_Direction_
Without the pictures, set down every line of the data exactly.

/---

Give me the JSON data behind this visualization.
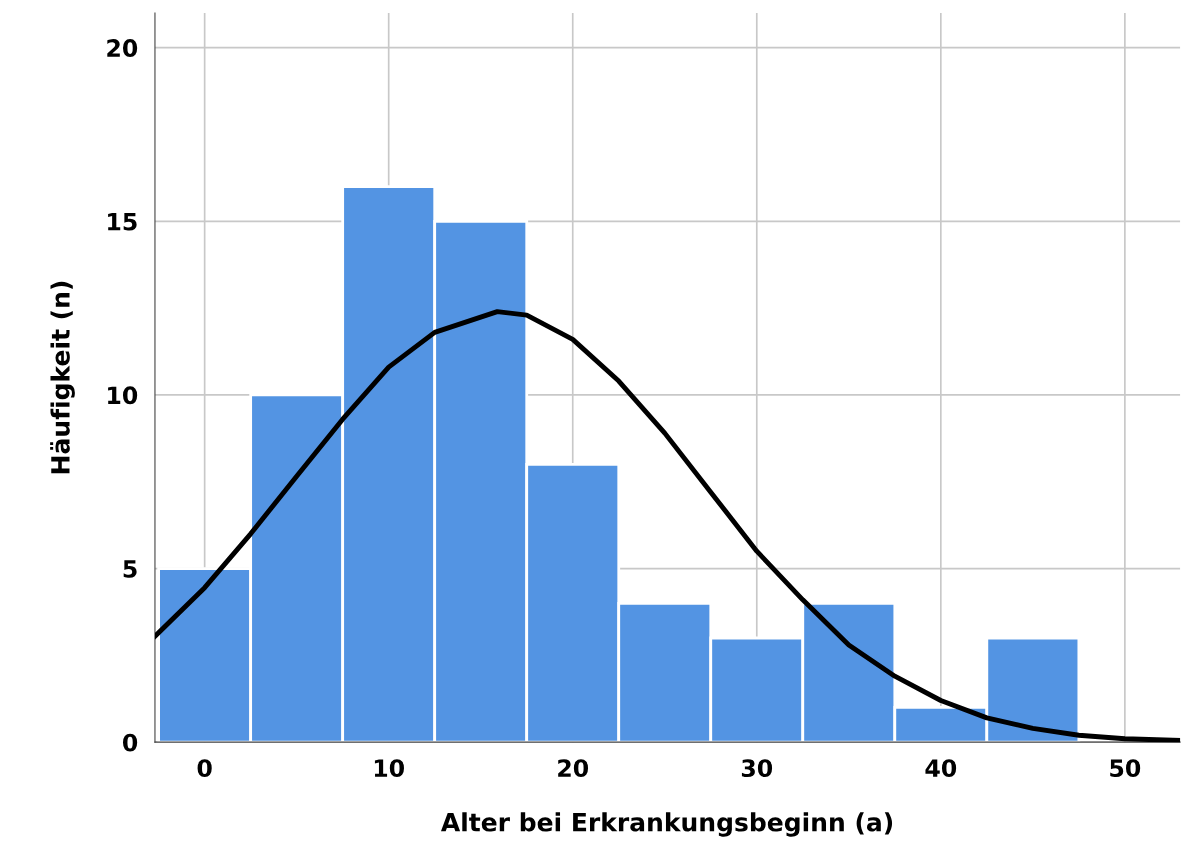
{
  "chart_data": {
    "type": "histogram",
    "xlabel": "Alter bei Erkrankungsbeginn (a)",
    "ylabel": "Häufigkeit (n)",
    "bins": [
      -2.5,
      2.5,
      7.5,
      12.5,
      17.5,
      22.5,
      27.5,
      32.5,
      37.5,
      42.5,
      47.5
    ],
    "values": [
      5,
      10,
      16,
      15,
      8,
      4,
      3,
      4,
      1,
      3
    ],
    "color": "#5394e3",
    "series": [
      {
        "type": "line",
        "color": "#000000",
        "x": [
          -2.7,
          0,
          2.5,
          5,
          7.5,
          10,
          12.5,
          15.9,
          17.5,
          20,
          22.5,
          25,
          27.5,
          30,
          32.5,
          35,
          37.5,
          40,
          42.5,
          45,
          47.5,
          50,
          53
        ],
        "values": [
          3.05,
          4.45,
          6.0,
          7.66,
          9.3,
          10.8,
          11.8,
          12.4,
          12.3,
          11.6,
          10.4,
          8.9,
          7.2,
          5.5,
          4.1,
          2.8,
          1.9,
          1.2,
          0.7,
          0.4,
          0.2,
          0.1,
          0.05
        ]
      }
    ],
    "xlim": [
      -2.7,
      53
    ],
    "ylim": [
      0,
      21
    ],
    "xticks": [
      0,
      10,
      20,
      30,
      40,
      50
    ],
    "yticks": [
      0,
      5,
      10,
      15,
      20
    ],
    "grid": true,
    "line_style": "solid"
  }
}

\---

_Finished answer_
Give me the JSON data behind this visualization.
{
  "chart_data": {
    "type": "histogram",
    "xlabel": "Alter bei Erkrankungsbeginn (a)",
    "ylabel": "Häufigkeit (n)",
    "bins": [
      -2.5,
      2.5,
      7.5,
      12.5,
      17.5,
      22.5,
      27.5,
      32.5,
      37.5,
      42.5,
      47.5
    ],
    "values": [
      5,
      10,
      16,
      15,
      8,
      4,
      3,
      4,
      1,
      3
    ],
    "color": "#5394e3",
    "series": [
      {
        "type": "line",
        "color": "#000000",
        "x": [
          -2.7,
          0,
          2.5,
          5,
          7.5,
          10,
          12.5,
          15.9,
          17.5,
          20,
          22.5,
          25,
          27.5,
          30,
          32.5,
          35,
          37.5,
          40,
          42.5,
          45,
          47.5,
          50,
          53
        ],
        "values": [
          3.05,
          4.45,
          6.0,
          7.66,
          9.3,
          10.8,
          11.8,
          12.4,
          12.3,
          11.6,
          10.4,
          8.9,
          7.2,
          5.5,
          4.1,
          2.8,
          1.9,
          1.2,
          0.7,
          0.4,
          0.2,
          0.1,
          0.05
        ]
      }
    ],
    "xlim": [
      -2.7,
      53
    ],
    "ylim": [
      0,
      21
    ],
    "xticks": [
      0,
      10,
      20,
      30,
      40,
      50
    ],
    "yticks": [
      0,
      5,
      10,
      15,
      20
    ],
    "grid": true,
    "line_style": "solid"
  }
}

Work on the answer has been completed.